[PROBLEM STATEMENT] Quote the data below in full, please, without altering anything.

*** RECORDS TO PROCESS ***

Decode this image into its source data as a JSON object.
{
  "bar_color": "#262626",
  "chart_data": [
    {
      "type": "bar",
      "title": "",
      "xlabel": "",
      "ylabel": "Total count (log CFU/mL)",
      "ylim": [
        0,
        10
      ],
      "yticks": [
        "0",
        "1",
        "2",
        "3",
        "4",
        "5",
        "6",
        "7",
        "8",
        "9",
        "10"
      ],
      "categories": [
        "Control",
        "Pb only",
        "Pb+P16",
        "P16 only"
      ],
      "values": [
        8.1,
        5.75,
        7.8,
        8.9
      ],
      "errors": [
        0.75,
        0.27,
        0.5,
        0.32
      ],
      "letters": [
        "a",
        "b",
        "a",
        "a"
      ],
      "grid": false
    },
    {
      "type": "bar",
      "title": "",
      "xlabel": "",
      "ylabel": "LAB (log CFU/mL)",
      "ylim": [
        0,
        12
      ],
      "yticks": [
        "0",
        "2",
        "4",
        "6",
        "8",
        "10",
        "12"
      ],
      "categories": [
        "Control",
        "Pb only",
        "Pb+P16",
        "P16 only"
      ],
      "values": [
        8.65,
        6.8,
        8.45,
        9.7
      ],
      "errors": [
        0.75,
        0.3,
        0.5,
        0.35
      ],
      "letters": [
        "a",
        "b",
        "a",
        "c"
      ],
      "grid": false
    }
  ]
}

***

[TASK RESPONSE]
Decode this image into its source data as a JSON object.
{
  "bar_color": "#262626",
  "chart_data": [
    {
      "type": "bar",
      "title": "",
      "xlabel": "",
      "ylabel": "Total count (log CFU/mL)",
      "ylim": [
        0,
        10
      ],
      "yticks": [
        "0",
        "1",
        "2",
        "3",
        "4",
        "5",
        "6",
        "7",
        "8",
        "9",
        "10"
      ],
      "categories": [
        "Control",
        "Pb only",
        "Pb+P16",
        "P16 only"
      ],
      "values": [
        8.1,
        5.75,
        7.8,
        8.9
      ],
      "errors": [
        0.75,
        0.27,
        0.5,
        0.32
      ],
      "letters": [
        "a",
        "b",
        "a",
        "a"
      ],
      "grid": false
    },
    {
      "type": "bar",
      "title": "",
      "xlabel": "",
      "ylabel": "LAB (log CFU/mL)",
      "ylim": [
        0,
        12
      ],
      "yticks": [
        "0",
        "2",
        "4",
        "6",
        "8",
        "10",
        "12"
      ],
      "categories": [
        "Control",
        "Pb only",
        "Pb+P16",
        "P16 only"
      ],
      "values": [
        8.65,
        6.8,
        8.45,
        9.7
      ],
      "errors": [
        0.75,
        0.3,
        0.5,
        0.35
      ],
      "letters": [
        "a",
        "b",
        "a",
        "c"
      ],
      "grid": false
    }
  ]
}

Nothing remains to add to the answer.